第2節 今後の見通しとその要因 1今後日本語普及に関する予測〜外務省の政策転換と中国語の影〜

第2節 今後の見通しとその要因

1 今後日本語普及に関する予測〜外務省の政策転換と中国語の影〜

 第1節では、日本語の普及状況とその要因を見てきた。それによれば、日本語はアジアで十分に普及している。定性的な課題は残るかもしれないが、定量的には問題ないはずである。しかし、今外務省は日本語普及政策を転換しようとしている。これは、現状に対して問題点を見出し、危機意識をもったからに他ならない。
2004年12月22日読売新聞夕刊の一面の記事は、【日本語学習 海外に100拠点〜中国に対抗 3年で10倍に】である。中国に対抗することで日本語普及政策の何を変えようとしているのか。記事では、「2億1000万円を来年度予算案に盛り込む」とある。また、「自前で講師を雇ったりする従来の方式を改め、コンビニエンスストアなどの店舗拡大に利用される『フランチャイズ方式』を採用する。日本語講座のある大学や民間の日本語学校などにテキストや学習ノウハウを提供するもので、低予算で拠点を増やすことが可能となる」「世界的に人気を集めている日本のアニメやポップカルチャーを紹介できる日本語教師を、こうした日本語普及拠点に派遣する」とある。
☆ ☆ ☆
日本語普及についての本文のうち、「第2節 今後の見通しとその要因 1今後日本語普及に関する予測〜外務省の政策転換と中国語の影〜」という語句を含むところから書き始め、「識をもったからに他ならない。」の後で止めて、一字一句違えずに書き写してください。
☆ ☆ ☆
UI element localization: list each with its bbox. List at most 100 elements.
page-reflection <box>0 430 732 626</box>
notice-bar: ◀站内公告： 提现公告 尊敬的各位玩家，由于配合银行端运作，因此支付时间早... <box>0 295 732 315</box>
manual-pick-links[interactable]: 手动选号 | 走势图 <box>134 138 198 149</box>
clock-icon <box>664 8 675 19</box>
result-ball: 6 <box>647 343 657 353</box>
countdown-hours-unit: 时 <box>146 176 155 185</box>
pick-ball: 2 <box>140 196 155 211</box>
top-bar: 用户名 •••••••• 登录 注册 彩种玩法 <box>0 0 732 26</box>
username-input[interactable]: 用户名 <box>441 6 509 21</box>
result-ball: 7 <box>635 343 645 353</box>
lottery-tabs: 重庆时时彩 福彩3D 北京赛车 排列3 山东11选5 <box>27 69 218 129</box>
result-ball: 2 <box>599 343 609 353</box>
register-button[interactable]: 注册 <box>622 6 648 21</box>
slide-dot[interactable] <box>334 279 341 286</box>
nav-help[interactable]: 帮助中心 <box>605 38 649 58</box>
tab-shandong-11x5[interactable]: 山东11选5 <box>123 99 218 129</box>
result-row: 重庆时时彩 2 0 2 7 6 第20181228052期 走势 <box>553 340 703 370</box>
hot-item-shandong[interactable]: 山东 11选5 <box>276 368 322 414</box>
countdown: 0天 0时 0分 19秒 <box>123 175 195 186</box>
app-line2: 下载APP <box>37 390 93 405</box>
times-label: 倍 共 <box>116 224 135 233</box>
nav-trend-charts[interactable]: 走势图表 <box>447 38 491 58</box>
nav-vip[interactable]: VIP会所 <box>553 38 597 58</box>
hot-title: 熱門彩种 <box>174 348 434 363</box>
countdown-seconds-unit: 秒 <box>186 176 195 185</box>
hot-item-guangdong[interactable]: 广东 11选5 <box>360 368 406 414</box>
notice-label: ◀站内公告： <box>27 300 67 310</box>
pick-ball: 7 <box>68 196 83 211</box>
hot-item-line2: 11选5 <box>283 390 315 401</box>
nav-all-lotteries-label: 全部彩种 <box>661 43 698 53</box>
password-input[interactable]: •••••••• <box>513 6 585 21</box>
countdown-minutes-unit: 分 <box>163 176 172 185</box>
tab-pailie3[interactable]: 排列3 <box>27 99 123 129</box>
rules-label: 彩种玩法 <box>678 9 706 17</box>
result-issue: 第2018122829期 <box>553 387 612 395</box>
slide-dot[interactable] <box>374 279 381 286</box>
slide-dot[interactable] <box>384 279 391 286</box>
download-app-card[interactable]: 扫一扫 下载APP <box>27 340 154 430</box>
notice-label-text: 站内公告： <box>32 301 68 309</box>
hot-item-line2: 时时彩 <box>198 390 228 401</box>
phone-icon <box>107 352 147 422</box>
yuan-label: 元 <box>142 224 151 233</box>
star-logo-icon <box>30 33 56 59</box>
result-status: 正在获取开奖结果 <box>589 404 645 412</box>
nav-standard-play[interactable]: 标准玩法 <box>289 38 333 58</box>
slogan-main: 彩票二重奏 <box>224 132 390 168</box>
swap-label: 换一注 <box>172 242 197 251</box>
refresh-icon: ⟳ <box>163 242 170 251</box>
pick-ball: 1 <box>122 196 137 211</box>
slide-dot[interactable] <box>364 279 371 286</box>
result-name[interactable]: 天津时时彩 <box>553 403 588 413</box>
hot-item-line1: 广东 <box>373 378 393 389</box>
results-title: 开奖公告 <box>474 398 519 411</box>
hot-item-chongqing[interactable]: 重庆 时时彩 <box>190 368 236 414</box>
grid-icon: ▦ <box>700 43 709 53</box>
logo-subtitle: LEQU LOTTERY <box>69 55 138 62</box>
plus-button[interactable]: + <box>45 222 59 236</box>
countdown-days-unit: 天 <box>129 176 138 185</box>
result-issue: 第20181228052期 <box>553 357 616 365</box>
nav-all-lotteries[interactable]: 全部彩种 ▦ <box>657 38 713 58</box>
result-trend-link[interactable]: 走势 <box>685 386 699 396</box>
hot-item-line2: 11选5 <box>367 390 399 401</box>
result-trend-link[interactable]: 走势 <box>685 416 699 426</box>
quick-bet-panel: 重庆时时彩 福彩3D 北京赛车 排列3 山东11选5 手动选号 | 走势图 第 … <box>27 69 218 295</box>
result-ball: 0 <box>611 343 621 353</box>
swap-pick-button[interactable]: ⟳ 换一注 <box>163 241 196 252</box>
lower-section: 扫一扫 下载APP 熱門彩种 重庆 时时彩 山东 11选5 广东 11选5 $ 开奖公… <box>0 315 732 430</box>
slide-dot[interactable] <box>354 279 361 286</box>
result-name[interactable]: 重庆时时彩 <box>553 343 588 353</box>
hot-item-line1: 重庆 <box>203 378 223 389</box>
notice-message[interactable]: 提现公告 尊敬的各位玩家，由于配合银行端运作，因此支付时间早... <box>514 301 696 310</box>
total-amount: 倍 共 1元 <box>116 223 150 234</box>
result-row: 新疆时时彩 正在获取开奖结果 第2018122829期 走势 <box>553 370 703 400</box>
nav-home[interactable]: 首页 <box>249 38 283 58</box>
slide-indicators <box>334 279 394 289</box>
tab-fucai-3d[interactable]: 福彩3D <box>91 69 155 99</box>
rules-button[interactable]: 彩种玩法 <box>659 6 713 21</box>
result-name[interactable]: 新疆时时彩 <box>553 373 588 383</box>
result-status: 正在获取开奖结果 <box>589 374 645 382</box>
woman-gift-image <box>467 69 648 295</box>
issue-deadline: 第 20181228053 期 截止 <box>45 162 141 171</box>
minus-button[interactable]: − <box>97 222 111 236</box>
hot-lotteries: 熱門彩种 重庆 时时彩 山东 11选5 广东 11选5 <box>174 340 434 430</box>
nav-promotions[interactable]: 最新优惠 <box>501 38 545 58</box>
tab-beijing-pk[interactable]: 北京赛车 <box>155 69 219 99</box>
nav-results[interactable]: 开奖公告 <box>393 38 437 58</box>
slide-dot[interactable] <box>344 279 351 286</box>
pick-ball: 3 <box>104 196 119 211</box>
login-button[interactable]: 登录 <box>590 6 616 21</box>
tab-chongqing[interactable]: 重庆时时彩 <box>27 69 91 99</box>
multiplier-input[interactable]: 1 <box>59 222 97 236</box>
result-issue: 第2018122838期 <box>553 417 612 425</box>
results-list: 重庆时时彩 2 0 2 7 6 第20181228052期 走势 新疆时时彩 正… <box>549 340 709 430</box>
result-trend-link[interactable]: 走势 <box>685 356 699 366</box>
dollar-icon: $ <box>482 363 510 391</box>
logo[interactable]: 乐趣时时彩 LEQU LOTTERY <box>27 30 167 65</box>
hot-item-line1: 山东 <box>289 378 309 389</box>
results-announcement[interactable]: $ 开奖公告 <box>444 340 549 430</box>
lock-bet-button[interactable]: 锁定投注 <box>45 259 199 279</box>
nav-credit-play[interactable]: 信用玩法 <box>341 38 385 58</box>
☆ ☆ ☆
* [記述解答]:
第2節 今後の見通しとその要因 1今後日本語普及に関する予測〜外務省の政策転換と中国語の影〜

第2節 今後の見通しとその要因

1 今後日本語普及に関する予測〜外務省の政策転換と中国語の影〜

 第1節では、日本語の普及状況とその要因を見てきた。それによれば、日本語はアジアで十分に普及している。定性的な課題は残るかもしれないが、定量的には問題ないはずである。しかし、今外務省は日本語普及政策を転換しようとしている。これは、現状に対して問題点を見出し、危機意識をもったからに他ならない。